***** Passage *****

Thank you for reporting this. We will update the documentation to reflect the merge behavior in case of a merge conflict.

Currently, whenever there is a merge conflict when syncing shadows in the desired section, Shadow Manager will consider the cloud as the master and overwrite the local shadow document with that information. Whenever there is a merge conflict int he reported section, Shadow Manager will consider the local as the master and overwrite the cloud shadow with that information. This was done with the idea that the cloud will most likely be requesting some change on the device which it will propagate to the device in the desired section and vice versa.

If there is some other use case where the customer needs the merge to happen based on timestamp, we would need more information about it. We can then assess the use case and come up with a solution.

***** Data supplied *****

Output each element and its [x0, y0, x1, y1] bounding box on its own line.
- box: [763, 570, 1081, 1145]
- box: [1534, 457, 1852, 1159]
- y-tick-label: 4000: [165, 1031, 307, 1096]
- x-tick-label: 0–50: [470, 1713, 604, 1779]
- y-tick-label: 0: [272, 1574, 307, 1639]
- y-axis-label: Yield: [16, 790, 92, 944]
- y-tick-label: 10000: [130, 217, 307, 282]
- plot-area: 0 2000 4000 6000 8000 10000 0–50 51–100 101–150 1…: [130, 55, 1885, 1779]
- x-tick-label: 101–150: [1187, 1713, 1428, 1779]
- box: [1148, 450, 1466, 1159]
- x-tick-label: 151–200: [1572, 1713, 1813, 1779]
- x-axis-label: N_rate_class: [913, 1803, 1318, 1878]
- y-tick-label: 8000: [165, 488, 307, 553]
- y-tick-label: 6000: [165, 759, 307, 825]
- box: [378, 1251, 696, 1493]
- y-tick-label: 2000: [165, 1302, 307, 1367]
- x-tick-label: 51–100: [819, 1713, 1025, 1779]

*****

■ **Required action**
Go on with the reply about Shadow Manager merge conflicts, starting after its final sentence. The items have nothing to do with this.

■ **Final answer**
Thanks, Nikkhil

AdamVD commented 2 years ago

Thanks for the details @nikkhilmuthye. I think my implementation will have some issues if merge conflicts aren't resolved with respect to update time. I explained some of our use case in the "Additional Context" section of the OP, but I will reiterate and expand upon it here:

We are developing a local-first smart home solution that allows our app to talk directly to a server in each home when it is reachable, but falls back to a set of cloud services when necessary. The goal is to be effectively zero-downtime when inside the home as opposed to solutions which depend on the cloud and become unavailable on occasion. Our implementation uses Shadows for managing the state of devices and we have built it so that our Home Control API can be deployed in the cloud as well as on home servers and interact with Shadows in the same way. So a request to turn on a light uses the desired state of the Shadow regardless of whether that request originated inside the home or against the cloud. A different component on the home server picks up the desired change and reports the change back to the Shadow once the physical light was updated. Most of the time this process happens quickly, but we must account for a disconnect where the cloud has a desired state change that won't be synchronized to the home until it reconnects.

Now let me explain a scenario that would result in undesired behavior due to how merging works:

The home is currently disconnected from IoT Core, so Shadow syncs aren't occurring. We have a user outside the home (using cloud services) who turns a light to 10% in their app. This updates the desired state of the cloud Shadow with something like {"light": "10"}.

Now let's say that user gets home before the connection is restored and sets the same light to 80%. This updates the desired state of the local Shadow with {"light": "80"}, and is quickly followed by a reported state update once the physical light is changed.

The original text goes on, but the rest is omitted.